Chart and figure data
* START *

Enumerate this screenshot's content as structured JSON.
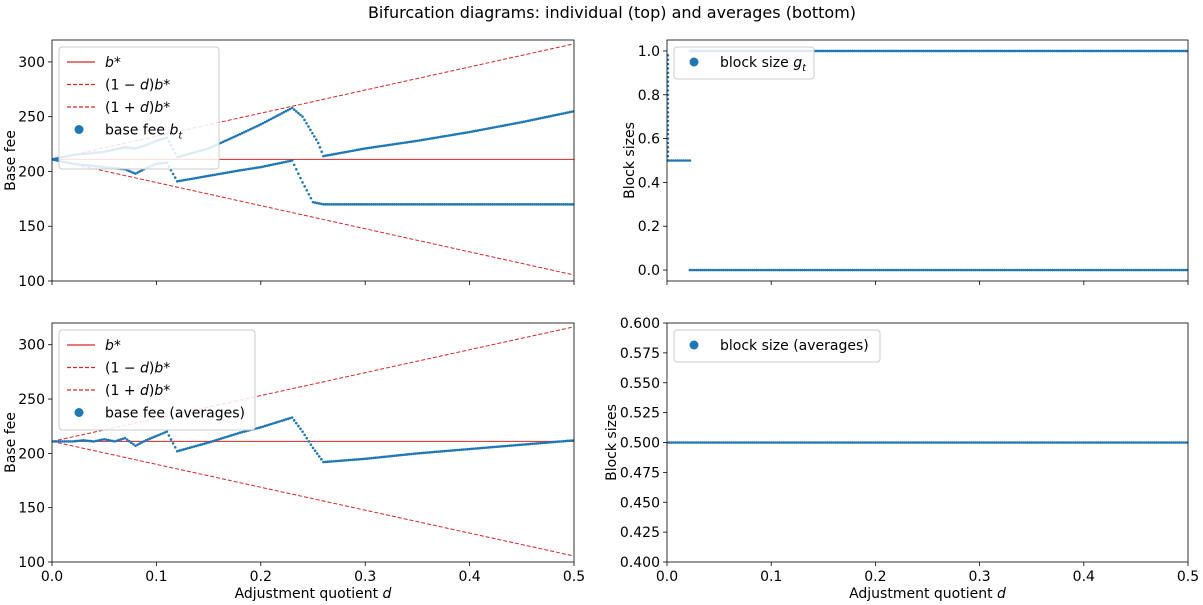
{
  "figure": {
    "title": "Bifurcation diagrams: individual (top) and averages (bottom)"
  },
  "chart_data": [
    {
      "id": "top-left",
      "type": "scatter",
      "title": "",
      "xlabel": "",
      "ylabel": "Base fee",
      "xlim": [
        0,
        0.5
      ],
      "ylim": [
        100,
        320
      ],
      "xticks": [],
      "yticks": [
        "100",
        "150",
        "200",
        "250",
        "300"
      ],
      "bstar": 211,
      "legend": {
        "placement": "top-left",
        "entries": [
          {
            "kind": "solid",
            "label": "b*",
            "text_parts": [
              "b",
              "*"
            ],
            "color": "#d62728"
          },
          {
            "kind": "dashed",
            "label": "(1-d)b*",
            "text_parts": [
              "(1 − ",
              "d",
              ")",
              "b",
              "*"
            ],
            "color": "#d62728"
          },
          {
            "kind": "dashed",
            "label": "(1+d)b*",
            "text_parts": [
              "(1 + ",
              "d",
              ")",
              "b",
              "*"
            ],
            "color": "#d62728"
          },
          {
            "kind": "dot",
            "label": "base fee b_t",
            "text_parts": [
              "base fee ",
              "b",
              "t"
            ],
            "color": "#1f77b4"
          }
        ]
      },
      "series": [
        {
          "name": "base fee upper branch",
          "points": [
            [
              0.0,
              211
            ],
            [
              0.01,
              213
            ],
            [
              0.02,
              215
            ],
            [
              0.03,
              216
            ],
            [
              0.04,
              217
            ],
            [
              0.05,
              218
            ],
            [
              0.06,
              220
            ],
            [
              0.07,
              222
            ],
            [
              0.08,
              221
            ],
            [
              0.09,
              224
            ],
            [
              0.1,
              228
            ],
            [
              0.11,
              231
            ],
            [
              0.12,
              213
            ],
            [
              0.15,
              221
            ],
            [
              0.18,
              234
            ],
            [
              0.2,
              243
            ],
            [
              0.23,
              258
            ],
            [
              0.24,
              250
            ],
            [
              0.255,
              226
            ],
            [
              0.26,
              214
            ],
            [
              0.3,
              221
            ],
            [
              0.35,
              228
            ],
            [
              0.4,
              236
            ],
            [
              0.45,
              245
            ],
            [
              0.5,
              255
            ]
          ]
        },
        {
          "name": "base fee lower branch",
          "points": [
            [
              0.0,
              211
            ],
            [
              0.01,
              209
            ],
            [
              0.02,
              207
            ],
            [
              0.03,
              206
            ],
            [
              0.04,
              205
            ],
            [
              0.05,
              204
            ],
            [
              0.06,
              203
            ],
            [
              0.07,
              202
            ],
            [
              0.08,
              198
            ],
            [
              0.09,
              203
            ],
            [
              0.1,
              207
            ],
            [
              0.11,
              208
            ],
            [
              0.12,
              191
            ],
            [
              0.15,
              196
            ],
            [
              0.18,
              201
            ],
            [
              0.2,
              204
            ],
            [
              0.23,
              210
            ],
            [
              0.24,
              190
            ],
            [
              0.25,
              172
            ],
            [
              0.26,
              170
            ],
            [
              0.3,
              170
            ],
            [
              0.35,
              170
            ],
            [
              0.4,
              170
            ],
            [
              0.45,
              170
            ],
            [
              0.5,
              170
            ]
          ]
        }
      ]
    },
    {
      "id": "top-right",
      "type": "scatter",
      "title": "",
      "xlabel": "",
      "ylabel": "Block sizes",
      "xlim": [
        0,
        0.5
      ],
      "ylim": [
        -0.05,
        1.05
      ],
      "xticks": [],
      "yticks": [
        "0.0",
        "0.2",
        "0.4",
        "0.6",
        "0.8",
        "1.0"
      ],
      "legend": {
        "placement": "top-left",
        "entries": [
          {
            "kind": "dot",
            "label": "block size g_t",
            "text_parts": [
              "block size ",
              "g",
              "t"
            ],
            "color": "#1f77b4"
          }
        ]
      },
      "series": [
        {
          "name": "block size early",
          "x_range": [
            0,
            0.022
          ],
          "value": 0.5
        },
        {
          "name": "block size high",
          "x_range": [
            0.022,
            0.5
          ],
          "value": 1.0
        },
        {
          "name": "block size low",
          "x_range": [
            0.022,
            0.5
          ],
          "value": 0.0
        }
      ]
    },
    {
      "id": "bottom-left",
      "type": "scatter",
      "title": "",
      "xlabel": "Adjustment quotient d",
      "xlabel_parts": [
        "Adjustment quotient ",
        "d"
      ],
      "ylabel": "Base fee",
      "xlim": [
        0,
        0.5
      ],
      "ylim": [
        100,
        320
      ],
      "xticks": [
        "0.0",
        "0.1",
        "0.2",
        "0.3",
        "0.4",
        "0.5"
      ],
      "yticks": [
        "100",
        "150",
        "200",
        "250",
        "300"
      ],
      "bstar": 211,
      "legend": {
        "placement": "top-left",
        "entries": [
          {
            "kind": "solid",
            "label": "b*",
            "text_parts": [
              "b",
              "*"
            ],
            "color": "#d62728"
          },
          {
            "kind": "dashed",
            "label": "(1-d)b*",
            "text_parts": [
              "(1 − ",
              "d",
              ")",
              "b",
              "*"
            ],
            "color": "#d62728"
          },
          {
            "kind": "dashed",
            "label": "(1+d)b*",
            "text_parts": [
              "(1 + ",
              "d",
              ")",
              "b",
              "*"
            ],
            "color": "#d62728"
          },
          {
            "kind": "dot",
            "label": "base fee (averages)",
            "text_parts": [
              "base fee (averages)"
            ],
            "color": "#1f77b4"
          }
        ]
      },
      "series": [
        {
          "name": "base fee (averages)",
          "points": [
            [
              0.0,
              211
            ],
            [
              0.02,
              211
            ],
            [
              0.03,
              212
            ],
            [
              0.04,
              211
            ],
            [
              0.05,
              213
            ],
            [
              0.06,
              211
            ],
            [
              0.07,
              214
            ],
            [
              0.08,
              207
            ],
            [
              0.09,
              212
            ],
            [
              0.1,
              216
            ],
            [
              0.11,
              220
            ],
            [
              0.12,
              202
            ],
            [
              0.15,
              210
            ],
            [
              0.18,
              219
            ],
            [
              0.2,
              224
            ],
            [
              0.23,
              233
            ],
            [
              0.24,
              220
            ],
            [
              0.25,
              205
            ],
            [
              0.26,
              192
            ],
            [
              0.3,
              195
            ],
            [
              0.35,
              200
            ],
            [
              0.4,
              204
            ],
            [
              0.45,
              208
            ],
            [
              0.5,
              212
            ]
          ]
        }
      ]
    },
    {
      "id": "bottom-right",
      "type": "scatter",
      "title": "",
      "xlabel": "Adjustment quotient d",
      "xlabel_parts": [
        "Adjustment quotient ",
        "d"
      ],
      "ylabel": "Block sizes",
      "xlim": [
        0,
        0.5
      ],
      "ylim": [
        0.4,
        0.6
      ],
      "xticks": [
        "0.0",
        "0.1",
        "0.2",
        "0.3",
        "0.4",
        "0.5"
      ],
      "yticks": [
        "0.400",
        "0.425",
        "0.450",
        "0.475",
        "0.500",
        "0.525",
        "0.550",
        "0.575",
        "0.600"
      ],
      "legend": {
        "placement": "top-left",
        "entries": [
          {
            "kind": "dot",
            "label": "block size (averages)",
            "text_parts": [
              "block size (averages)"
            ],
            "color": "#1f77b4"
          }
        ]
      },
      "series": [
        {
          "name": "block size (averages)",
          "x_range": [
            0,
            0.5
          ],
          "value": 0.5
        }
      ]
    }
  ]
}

* END *

Write every record out again exactly; no pictures belong in the copy.

Enumerate this screenshot's content as structured JSON.
{
  "figure": {
    "title": "Bifurcation diagrams: individual (top) and averages (bottom)"
  },
  "chart_data": [
    {
      "id": "top-left",
      "type": "scatter",
      "title": "",
      "xlabel": "",
      "ylabel": "Base fee",
      "xlim": [
        0,
        0.5
      ],
      "ylim": [
        100,
        320
      ],
      "xticks": [],
      "yticks": [
        "100",
        "150",
        "200",
        "250",
        "300"
      ],
      "bstar": 211,
      "legend": {
        "placement": "top-left",
        "entries": [
          {
            "kind": "solid",
            "label": "b*",
            "text_parts": [
              "b",
              "*"
            ],
            "color": "#d62728"
          },
          {
            "kind": "dashed",
            "label": "(1-d)b*",
            "text_parts": [
              "(1 − ",
              "d",
              ")",
              "b",
              "*"
            ],
            "color": "#d62728"
          },
          {
            "kind": "dashed",
            "label": "(1+d)b*",
            "text_parts": [
              "(1 + ",
              "d",
              ")",
              "b",
              "*"
            ],
            "color": "#d62728"
          },
          {
            "kind": "dot",
            "label": "base fee b_t",
            "text_parts": [
              "base fee ",
              "b",
              "t"
            ],
            "color": "#1f77b4"
          }
        ]
      },
      "series": [
        {
          "name": "base fee upper branch",
          "points": [
            [
              0.0,
              211
            ],
            [
              0.01,
              213
            ],
            [
              0.02,
              215
            ],
            [
              0.03,
              216
            ],
            [
              0.04,
              217
            ],
            [
              0.05,
              218
            ],
            [
              0.06,
              220
            ],
            [
              0.07,
              222
            ],
            [
              0.08,
              221
            ],
            [
              0.09,
              224
            ],
            [
              0.1,
              228
            ],
            [
              0.11,
              231
            ],
            [
              0.12,
              213
            ],
            [
              0.15,
              221
            ],
            [
              0.18,
              234
            ],
            [
              0.2,
              243
            ],
            [
              0.23,
              258
            ],
            [
              0.24,
              250
            ],
            [
              0.255,
              226
            ],
            [
              0.26,
              214
            ],
            [
              0.3,
              221
            ],
            [
              0.35,
              228
            ],
            [
              0.4,
              236
            ],
            [
              0.45,
              245
            ],
            [
              0.5,
              255
            ]
          ]
        },
        {
          "name": "base fee lower branch",
          "points": [
            [
              0.0,
              211
            ],
            [
              0.01,
              209
            ],
            [
              0.02,
              207
            ],
            [
              0.03,
              206
            ],
            [
              0.04,
              205
            ],
            [
              0.05,
              204
            ],
            [
              0.06,
              203
            ],
            [
              0.07,
              202
            ],
            [
              0.08,
              198
            ],
            [
              0.09,
              203
            ],
            [
              0.1,
              207
            ],
            [
              0.11,
              208
            ],
            [
              0.12,
              191
            ],
            [
              0.15,
              196
            ],
            [
              0.18,
              201
            ],
            [
              0.2,
              204
            ],
            [
              0.23,
              210
            ],
            [
              0.24,
              190
            ],
            [
              0.25,
              172
            ],
            [
              0.26,
              170
            ],
            [
              0.3,
              170
            ],
            [
              0.35,
              170
            ],
            [
              0.4,
              170
            ],
            [
              0.45,
              170
            ],
            [
              0.5,
              170
            ]
          ]
        }
      ]
    },
    {
      "id": "top-right",
      "type": "scatter",
      "title": "",
      "xlabel": "",
      "ylabel": "Block sizes",
      "xlim": [
        0,
        0.5
      ],
      "ylim": [
        -0.05,
        1.05
      ],
      "xticks": [],
      "yticks": [
        "0.0",
        "0.2",
        "0.4",
        "0.6",
        "0.8",
        "1.0"
      ],
      "legend": {
        "placement": "top-left",
        "entries": [
          {
            "kind": "dot",
            "label": "block size g_t",
            "text_parts": [
              "block size ",
              "g",
              "t"
            ],
            "color": "#1f77b4"
          }
        ]
      },
      "series": [
        {
          "name": "block size early",
          "x_range": [
            0,
            0.022
          ],
          "value": 0.5
        },
        {
          "name": "block size high",
          "x_range": [
            0.022,
            0.5
          ],
          "value": 1.0
        },
        {
          "name": "block size low",
          "x_range": [
            0.022,
            0.5
          ],
          "value": 0.0
        }
      ]
    },
    {
      "id": "bottom-left",
      "type": "scatter",
      "title": "",
      "xlabel": "Adjustment quotient d",
      "xlabel_parts": [
        "Adjustment quotient ",
        "d"
      ],
      "ylabel": "Base fee",
      "xlim": [
        0,
        0.5
      ],
      "ylim": [
        100,
        320
      ],
      "xticks": [
        "0.0",
        "0.1",
        "0.2",
        "0.3",
        "0.4",
        "0.5"
      ],
      "yticks": [
        "100",
        "150",
        "200",
        "250",
        "300"
      ],
      "bstar": 211,
      "legend": {
        "placement": "top-left",
        "entries": [
          {
            "kind": "solid",
            "label": "b*",
            "text_parts": [
              "b",
              "*"
            ],
            "color": "#d62728"
          },
          {
            "kind": "dashed",
            "label": "(1-d)b*",
            "text_parts": [
              "(1 − ",
              "d",
              ")",
              "b",
              "*"
            ],
            "color": "#d62728"
          },
          {
            "kind": "dashed",
            "label": "(1+d)b*",
            "text_parts": [
              "(1 + ",
              "d",
              ")",
              "b",
              "*"
            ],
            "color": "#d62728"
          },
          {
            "kind": "dot",
            "label": "base fee (averages)",
            "text_parts": [
              "base fee (averages)"
            ],
            "color": "#1f77b4"
          }
        ]
      },
      "series": [
        {
          "name": "base fee (averages)",
          "points": [
            [
              0.0,
              211
            ],
            [
              0.02,
              211
            ],
            [
              0.03,
              212
            ],
            [
              0.04,
              211
            ],
            [
              0.05,
              213
            ],
            [
              0.06,
              211
            ],
            [
              0.07,
              214
            ],
            [
              0.08,
              207
            ],
            [
              0.09,
              212
            ],
            [
              0.1,
              216
            ],
            [
              0.11,
              220
            ],
            [
              0.12,
              202
            ],
            [
              0.15,
              210
            ],
            [
              0.18,
              219
            ],
            [
              0.2,
              224
            ],
            [
              0.23,
              233
            ],
            [
              0.24,
              220
            ],
            [
              0.25,
              205
            ],
            [
              0.26,
              192
            ],
            [
              0.3,
              195
            ],
            [
              0.35,
              200
            ],
            [
              0.4,
              204
            ],
            [
              0.45,
              208
            ],
            [
              0.5,
              212
            ]
          ]
        }
      ]
    },
    {
      "id": "bottom-right",
      "type": "scatter",
      "title": "",
      "xlabel": "Adjustment quotient d",
      "xlabel_parts": [
        "Adjustment quotient ",
        "d"
      ],
      "ylabel": "Block sizes",
      "xlim": [
        0,
        0.5
      ],
      "ylim": [
        0.4,
        0.6
      ],
      "xticks": [
        "0.0",
        "0.1",
        "0.2",
        "0.3",
        "0.4",
        "0.5"
      ],
      "yticks": [
        "0.400",
        "0.425",
        "0.450",
        "0.475",
        "0.500",
        "0.525",
        "0.550",
        "0.575",
        "0.600"
      ],
      "legend": {
        "placement": "top-left",
        "entries": [
          {
            "kind": "dot",
            "label": "block size (averages)",
            "text_parts": [
              "block size (averages)"
            ],
            "color": "#1f77b4"
          }
        ]
      },
      "series": [
        {
          "name": "block size (averages)",
          "x_range": [
            0,
            0.5
          ],
          "value": 0.5
        }
      ]
    }
  ]
}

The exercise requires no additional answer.